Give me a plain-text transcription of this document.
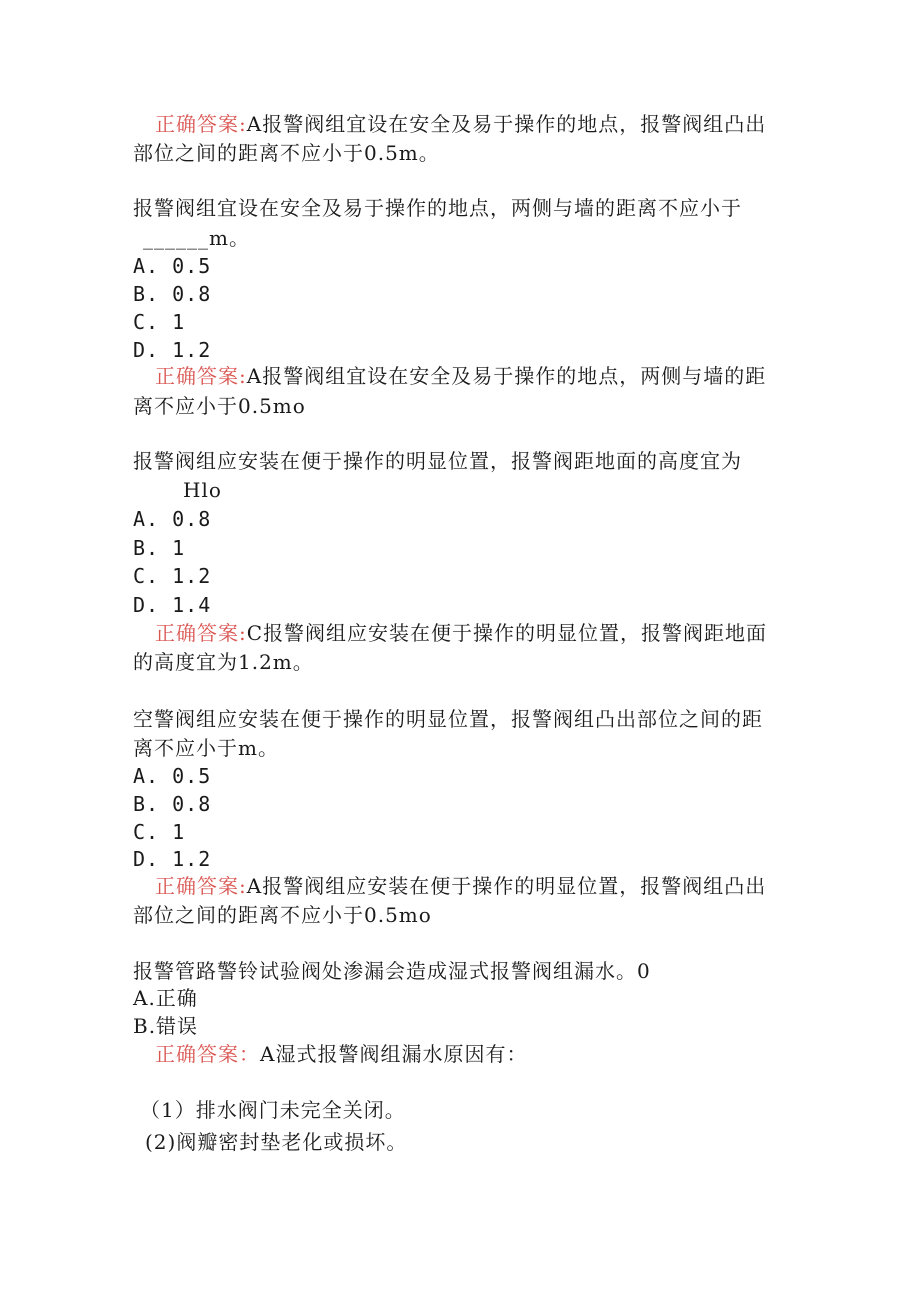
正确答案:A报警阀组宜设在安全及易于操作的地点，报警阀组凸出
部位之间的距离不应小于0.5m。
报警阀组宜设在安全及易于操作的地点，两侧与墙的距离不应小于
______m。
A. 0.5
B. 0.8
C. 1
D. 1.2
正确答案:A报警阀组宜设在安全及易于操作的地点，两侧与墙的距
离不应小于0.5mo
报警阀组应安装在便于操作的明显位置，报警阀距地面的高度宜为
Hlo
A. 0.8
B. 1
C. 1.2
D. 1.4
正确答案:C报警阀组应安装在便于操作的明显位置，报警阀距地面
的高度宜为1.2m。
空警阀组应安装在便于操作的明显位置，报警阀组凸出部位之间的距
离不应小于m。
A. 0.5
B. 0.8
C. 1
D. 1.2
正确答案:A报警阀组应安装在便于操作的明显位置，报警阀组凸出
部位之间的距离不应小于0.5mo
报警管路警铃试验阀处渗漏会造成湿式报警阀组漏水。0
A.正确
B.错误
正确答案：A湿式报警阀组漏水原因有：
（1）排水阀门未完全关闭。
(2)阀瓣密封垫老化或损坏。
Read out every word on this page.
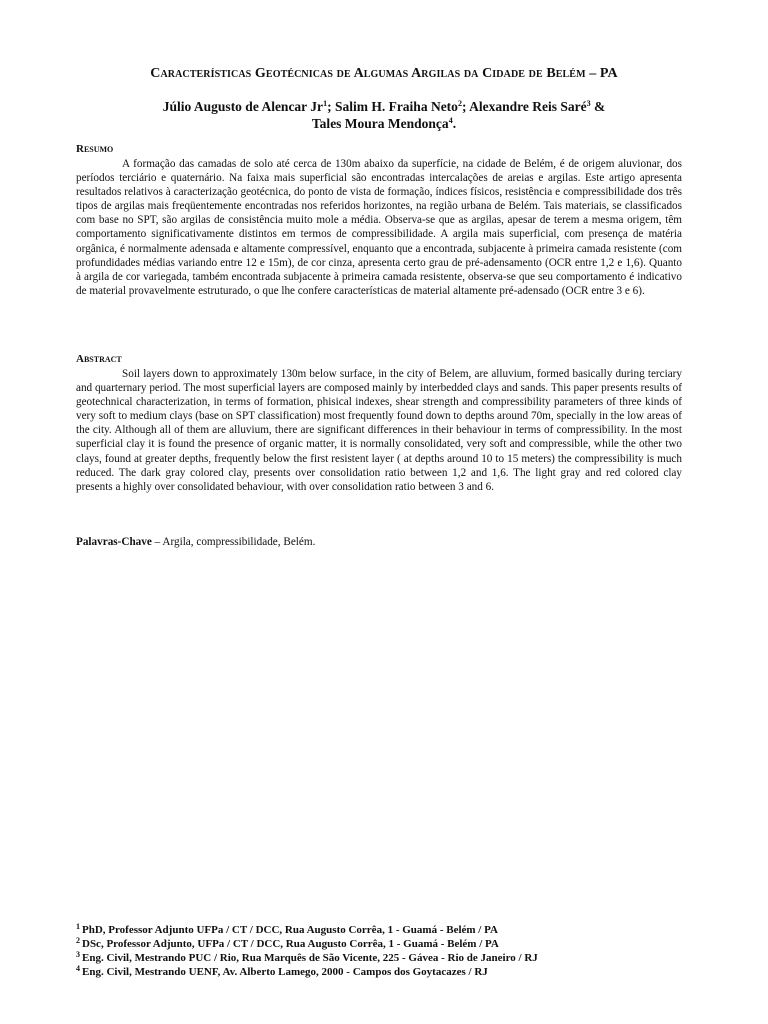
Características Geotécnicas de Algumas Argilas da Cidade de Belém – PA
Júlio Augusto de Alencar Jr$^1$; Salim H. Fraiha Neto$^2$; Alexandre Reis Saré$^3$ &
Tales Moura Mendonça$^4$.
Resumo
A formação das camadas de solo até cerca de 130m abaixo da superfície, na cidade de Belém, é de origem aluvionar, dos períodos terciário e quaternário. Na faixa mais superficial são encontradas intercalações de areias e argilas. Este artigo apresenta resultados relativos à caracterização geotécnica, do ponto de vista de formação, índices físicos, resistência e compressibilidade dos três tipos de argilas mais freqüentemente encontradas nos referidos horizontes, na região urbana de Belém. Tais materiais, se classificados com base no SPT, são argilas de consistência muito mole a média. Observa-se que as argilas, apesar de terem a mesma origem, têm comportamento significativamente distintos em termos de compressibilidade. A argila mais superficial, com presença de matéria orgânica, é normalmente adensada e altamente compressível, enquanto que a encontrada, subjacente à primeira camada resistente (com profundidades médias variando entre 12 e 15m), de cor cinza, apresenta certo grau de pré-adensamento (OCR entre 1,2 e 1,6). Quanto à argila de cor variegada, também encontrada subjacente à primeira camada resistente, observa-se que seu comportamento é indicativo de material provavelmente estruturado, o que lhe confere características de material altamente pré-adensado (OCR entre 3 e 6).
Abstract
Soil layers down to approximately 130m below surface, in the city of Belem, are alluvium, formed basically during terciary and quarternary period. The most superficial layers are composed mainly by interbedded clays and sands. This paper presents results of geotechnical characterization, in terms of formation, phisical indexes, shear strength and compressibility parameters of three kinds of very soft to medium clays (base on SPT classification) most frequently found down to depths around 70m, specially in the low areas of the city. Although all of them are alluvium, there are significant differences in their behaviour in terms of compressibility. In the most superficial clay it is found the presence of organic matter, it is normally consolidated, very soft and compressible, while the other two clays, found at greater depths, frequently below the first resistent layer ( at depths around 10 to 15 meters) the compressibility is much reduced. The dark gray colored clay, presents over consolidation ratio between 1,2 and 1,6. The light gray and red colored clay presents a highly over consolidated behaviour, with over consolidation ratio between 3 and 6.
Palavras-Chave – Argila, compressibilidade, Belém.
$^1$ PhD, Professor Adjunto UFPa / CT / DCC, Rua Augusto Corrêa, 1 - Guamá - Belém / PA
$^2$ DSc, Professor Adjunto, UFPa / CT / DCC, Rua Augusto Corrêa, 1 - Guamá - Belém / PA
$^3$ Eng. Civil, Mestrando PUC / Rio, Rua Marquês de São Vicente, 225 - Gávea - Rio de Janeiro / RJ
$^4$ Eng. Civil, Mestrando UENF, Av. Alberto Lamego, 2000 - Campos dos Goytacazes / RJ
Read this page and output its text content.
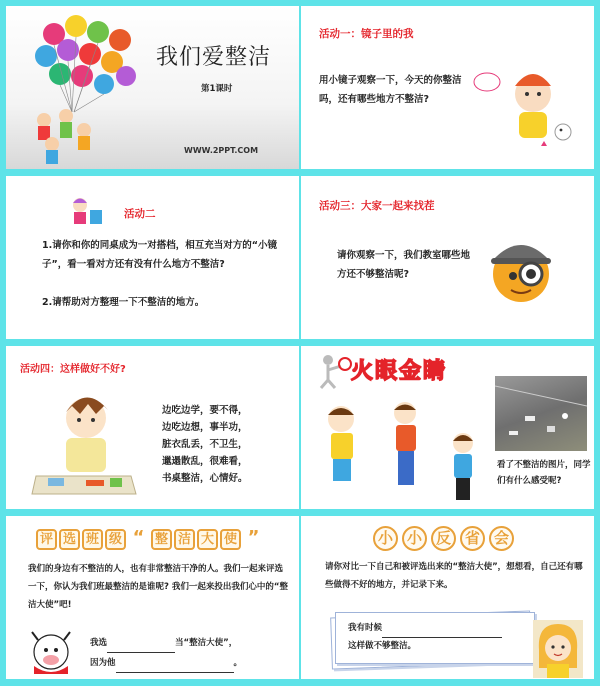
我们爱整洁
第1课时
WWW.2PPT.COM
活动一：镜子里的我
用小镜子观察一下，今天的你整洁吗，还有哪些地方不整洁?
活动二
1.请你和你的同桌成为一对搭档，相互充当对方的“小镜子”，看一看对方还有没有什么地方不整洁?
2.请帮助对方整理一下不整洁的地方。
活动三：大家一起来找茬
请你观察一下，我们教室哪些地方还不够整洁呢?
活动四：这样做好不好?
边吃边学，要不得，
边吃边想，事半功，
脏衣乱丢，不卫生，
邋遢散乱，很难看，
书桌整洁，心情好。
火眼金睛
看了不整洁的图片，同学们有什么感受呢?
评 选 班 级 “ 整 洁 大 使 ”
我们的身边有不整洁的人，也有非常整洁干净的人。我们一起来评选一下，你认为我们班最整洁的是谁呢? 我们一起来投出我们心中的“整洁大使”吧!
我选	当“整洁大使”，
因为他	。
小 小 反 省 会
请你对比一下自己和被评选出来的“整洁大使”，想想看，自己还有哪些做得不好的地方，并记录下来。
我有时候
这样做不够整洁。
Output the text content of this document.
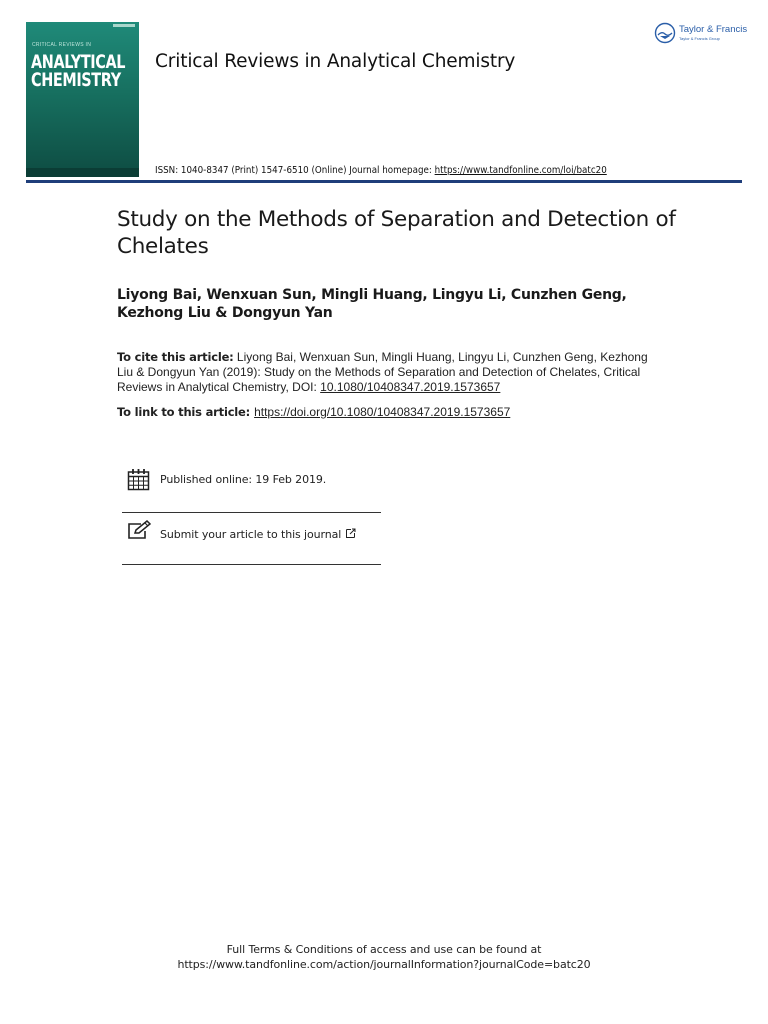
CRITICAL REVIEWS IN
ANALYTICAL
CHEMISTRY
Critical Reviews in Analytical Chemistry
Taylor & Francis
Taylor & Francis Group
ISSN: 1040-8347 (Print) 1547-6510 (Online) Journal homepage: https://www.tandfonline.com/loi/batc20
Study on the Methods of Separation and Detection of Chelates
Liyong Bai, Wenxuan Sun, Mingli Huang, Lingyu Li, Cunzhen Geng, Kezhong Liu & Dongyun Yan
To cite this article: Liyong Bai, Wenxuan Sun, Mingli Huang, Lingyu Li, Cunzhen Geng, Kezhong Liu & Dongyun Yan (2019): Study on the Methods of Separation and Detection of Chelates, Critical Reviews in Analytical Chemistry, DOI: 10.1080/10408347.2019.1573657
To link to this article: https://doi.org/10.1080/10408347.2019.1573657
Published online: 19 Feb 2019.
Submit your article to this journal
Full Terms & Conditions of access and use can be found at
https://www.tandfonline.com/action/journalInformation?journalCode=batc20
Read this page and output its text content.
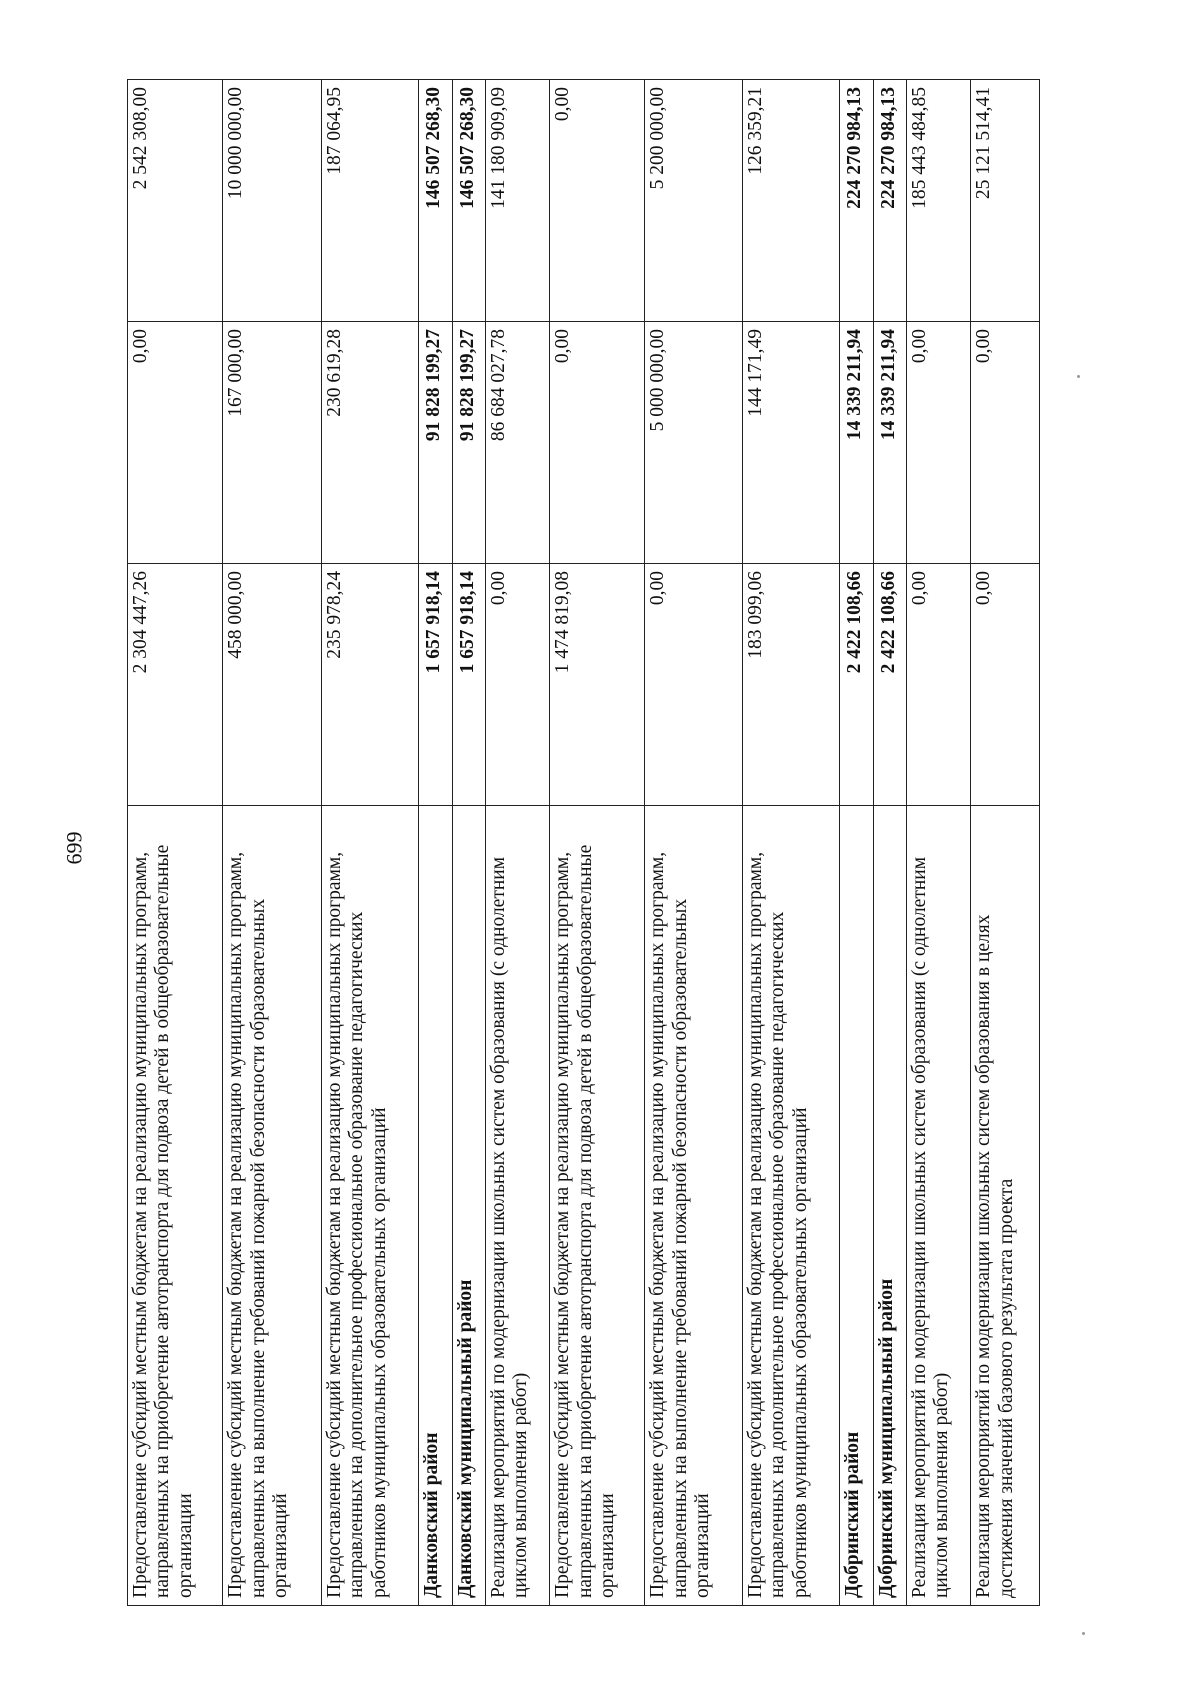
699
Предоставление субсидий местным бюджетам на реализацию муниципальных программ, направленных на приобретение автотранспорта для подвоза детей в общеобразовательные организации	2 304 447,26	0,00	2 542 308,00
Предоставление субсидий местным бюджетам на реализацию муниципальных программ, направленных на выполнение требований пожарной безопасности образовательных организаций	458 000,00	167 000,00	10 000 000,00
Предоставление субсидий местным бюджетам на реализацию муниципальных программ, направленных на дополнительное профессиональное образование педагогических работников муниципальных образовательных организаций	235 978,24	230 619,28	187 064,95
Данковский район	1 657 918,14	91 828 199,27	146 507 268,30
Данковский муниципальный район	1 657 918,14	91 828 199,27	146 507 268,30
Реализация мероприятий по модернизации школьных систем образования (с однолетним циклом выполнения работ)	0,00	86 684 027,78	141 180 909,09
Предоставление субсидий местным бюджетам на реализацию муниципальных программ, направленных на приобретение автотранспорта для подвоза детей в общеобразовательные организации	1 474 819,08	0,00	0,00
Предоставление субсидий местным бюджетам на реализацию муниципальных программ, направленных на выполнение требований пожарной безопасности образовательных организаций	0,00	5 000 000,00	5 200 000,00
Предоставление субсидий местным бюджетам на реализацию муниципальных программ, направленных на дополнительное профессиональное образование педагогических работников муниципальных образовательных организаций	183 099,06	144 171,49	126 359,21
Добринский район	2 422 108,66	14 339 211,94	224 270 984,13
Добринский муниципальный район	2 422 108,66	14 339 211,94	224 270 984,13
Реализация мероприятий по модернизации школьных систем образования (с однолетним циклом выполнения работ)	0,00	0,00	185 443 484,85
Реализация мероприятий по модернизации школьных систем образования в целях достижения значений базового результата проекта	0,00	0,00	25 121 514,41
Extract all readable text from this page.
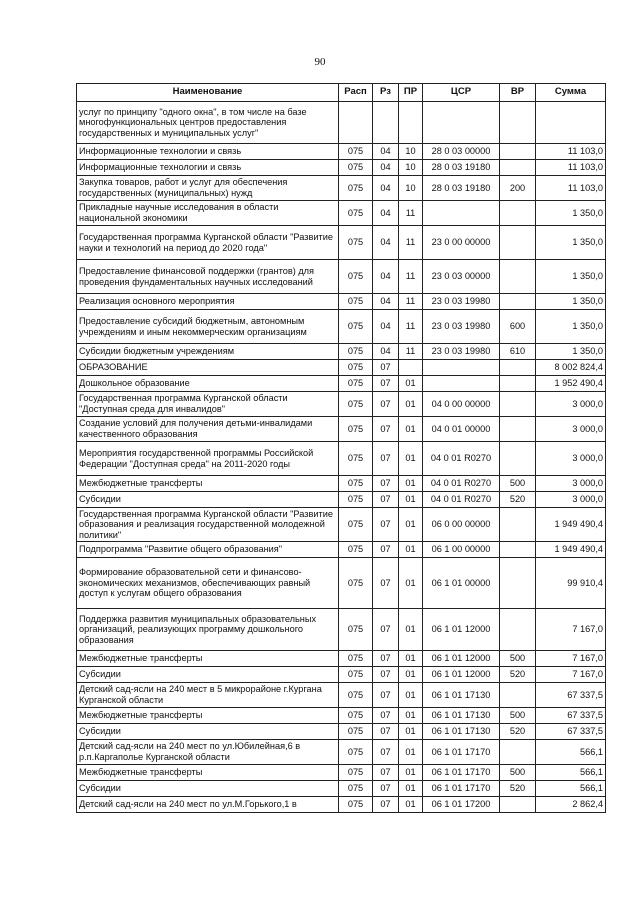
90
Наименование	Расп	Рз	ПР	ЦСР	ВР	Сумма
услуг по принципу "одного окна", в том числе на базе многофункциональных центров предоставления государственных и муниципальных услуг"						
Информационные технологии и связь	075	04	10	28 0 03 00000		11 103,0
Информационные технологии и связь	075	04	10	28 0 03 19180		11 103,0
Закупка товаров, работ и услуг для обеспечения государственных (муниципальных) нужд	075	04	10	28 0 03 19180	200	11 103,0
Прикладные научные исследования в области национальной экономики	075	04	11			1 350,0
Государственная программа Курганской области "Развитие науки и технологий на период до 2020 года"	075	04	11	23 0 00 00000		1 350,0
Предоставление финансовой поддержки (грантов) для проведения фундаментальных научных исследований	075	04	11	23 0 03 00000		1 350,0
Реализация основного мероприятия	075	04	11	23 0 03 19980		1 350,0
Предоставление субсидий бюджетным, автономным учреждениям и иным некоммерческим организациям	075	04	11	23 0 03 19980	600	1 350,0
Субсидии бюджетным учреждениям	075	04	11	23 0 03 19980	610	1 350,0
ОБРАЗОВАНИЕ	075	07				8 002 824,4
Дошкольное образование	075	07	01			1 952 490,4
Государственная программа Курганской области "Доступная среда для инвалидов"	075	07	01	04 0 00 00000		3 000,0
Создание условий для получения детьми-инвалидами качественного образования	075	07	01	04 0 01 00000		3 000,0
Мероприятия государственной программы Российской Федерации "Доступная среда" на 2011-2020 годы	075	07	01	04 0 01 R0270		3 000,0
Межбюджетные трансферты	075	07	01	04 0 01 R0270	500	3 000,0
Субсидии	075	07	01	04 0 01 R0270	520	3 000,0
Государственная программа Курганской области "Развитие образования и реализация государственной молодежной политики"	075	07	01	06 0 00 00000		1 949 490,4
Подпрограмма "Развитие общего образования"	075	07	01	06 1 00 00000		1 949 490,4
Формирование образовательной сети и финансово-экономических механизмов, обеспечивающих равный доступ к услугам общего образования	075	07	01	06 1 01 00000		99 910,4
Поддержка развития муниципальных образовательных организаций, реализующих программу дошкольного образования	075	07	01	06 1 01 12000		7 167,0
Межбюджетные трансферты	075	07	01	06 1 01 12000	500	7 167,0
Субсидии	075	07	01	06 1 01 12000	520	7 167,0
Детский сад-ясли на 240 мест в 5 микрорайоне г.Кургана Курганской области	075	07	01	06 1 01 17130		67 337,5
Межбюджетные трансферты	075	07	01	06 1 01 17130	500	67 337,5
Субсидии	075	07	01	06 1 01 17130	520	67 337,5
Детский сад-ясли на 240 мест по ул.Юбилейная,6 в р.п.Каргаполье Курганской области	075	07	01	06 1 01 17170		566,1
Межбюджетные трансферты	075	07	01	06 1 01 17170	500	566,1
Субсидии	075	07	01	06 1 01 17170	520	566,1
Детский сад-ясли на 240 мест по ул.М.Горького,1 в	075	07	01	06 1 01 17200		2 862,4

* TASK DETAILS
Scan the material above for the string "модернизации" and report each line where you find it.

* RIGHT ANSWER
Реализация мероприятий по модернизации школьных систем образования (с однолетним циклом выполнения работ)	0,00	86 684 027,78	141 180 909,09
Реализация мероприятий по модернизации школьных систем образования (с однолетним циклом выполнения работ)	0,00	0,00	185 443 484,85
Реализация мероприятий по модернизации школьных систем образования в целях достижения значений базового результата проекта	0,00	0,00	25 121 514,41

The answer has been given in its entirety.